| WRITTEN INSTRUCTION |
Please set down all the lines beneath this one exactly, without the pictures.

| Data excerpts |

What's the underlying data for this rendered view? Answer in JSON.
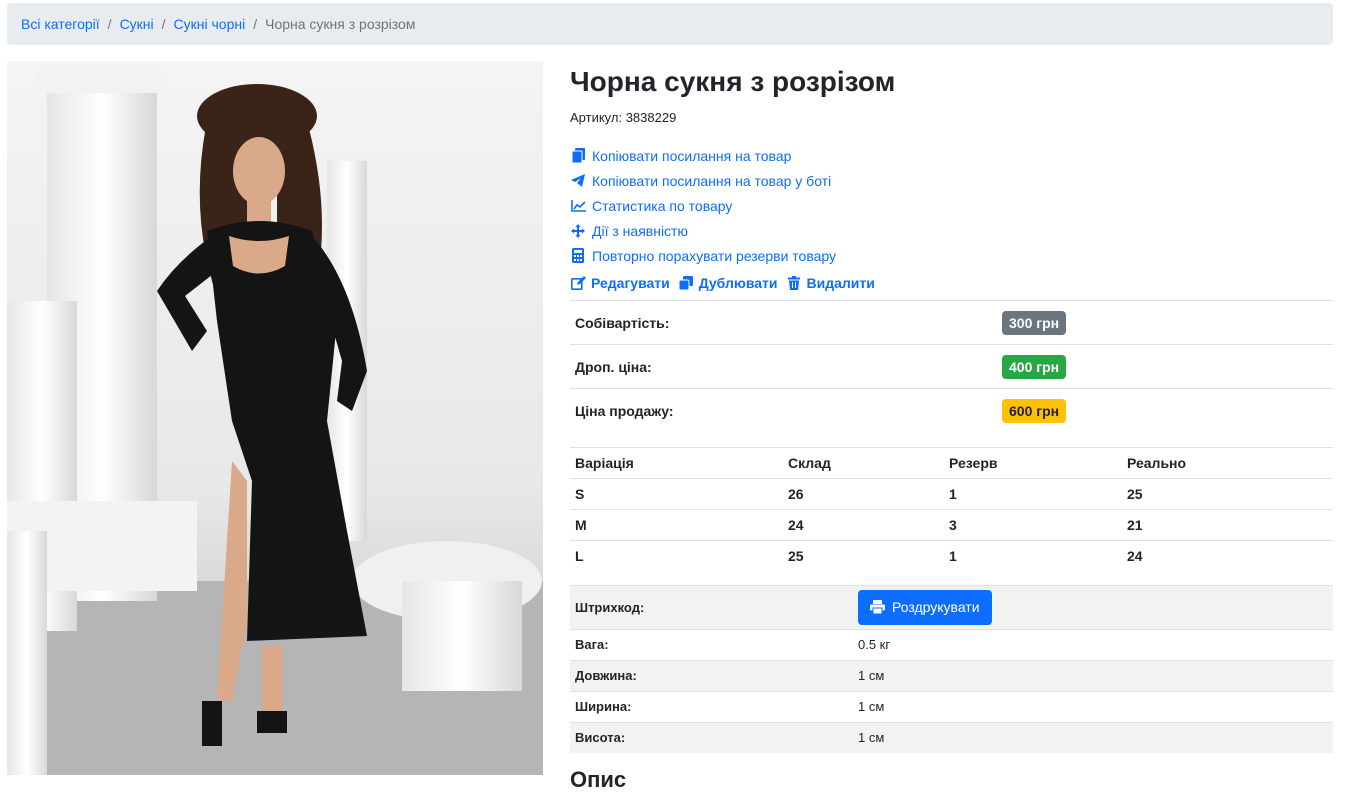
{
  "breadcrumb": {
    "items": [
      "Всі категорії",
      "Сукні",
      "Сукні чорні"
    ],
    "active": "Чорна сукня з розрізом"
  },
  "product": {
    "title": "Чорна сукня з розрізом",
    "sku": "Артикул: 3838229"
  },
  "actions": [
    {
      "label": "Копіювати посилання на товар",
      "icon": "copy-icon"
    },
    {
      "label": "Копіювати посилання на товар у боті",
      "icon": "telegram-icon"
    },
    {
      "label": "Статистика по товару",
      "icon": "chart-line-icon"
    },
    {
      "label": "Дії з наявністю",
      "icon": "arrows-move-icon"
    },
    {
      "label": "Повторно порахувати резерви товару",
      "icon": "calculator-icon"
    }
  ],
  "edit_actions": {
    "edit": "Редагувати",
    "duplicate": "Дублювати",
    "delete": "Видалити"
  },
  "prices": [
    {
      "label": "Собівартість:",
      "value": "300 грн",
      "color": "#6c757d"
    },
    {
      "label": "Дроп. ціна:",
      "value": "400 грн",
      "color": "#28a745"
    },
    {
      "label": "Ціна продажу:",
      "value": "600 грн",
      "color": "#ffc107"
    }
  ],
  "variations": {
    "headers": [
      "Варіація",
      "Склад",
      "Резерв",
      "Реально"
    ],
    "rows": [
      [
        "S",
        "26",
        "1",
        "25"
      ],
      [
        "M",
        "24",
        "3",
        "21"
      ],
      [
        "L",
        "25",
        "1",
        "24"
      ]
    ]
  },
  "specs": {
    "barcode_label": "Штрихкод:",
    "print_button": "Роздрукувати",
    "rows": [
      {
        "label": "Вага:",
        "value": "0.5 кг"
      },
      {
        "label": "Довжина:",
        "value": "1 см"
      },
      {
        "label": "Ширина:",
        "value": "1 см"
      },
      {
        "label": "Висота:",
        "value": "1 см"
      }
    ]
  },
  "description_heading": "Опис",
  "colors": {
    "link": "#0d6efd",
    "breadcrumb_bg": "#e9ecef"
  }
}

| TASK OUTPUT |
What's the underlying data for this rendered view? Answer in JSON.
{
  "breadcrumb": {
    "items": [
      "Всі категорії",
      "Сукні",
      "Сукні чорні"
    ],
    "active": "Чорна сукня з розрізом"
  },
  "product": {
    "title": "Чорна сукня з розрізом",
    "sku": "Артикул: 3838229"
  },
  "actions": [
    {
      "label": "Копіювати посилання на товар",
      "icon": "copy-icon"
    },
    {
      "label": "Копіювати посилання на товар у боті",
      "icon": "telegram-icon"
    },
    {
      "label": "Статистика по товару",
      "icon": "chart-line-icon"
    },
    {
      "label": "Дії з наявністю",
      "icon": "arrows-move-icon"
    },
    {
      "label": "Повторно порахувати резерви товару",
      "icon": "calculator-icon"
    }
  ],
  "edit_actions": {
    "edit": "Редагувати",
    "duplicate": "Дублювати",
    "delete": "Видалити"
  },
  "prices": [
    {
      "label": "Собівартість:",
      "value": "300 грн",
      "color": "#6c757d"
    },
    {
      "label": "Дроп. ціна:",
      "value": "400 грн",
      "color": "#28a745"
    },
    {
      "label": "Ціна продажу:",
      "value": "600 грн",
      "color": "#ffc107"
    }
  ],
  "variations": {
    "headers": [
      "Варіація",
      "Склад",
      "Резерв",
      "Реально"
    ],
    "rows": [
      [
        "S",
        "26",
        "1",
        "25"
      ],
      [
        "M",
        "24",
        "3",
        "21"
      ],
      [
        "L",
        "25",
        "1",
        "24"
      ]
    ]
  },
  "specs": {
    "barcode_label": "Штрихкод:",
    "print_button": "Роздрукувати",
    "rows": [
      {
        "label": "Вага:",
        "value": "0.5 кг"
      },
      {
        "label": "Довжина:",
        "value": "1 см"
      },
      {
        "label": "Ширина:",
        "value": "1 см"
      },
      {
        "label": "Висота:",
        "value": "1 см"
      }
    ]
  },
  "description_heading": "Опис",
  "colors": {
    "link": "#0d6efd",
    "breadcrumb_bg": "#e9ecef"
  }
}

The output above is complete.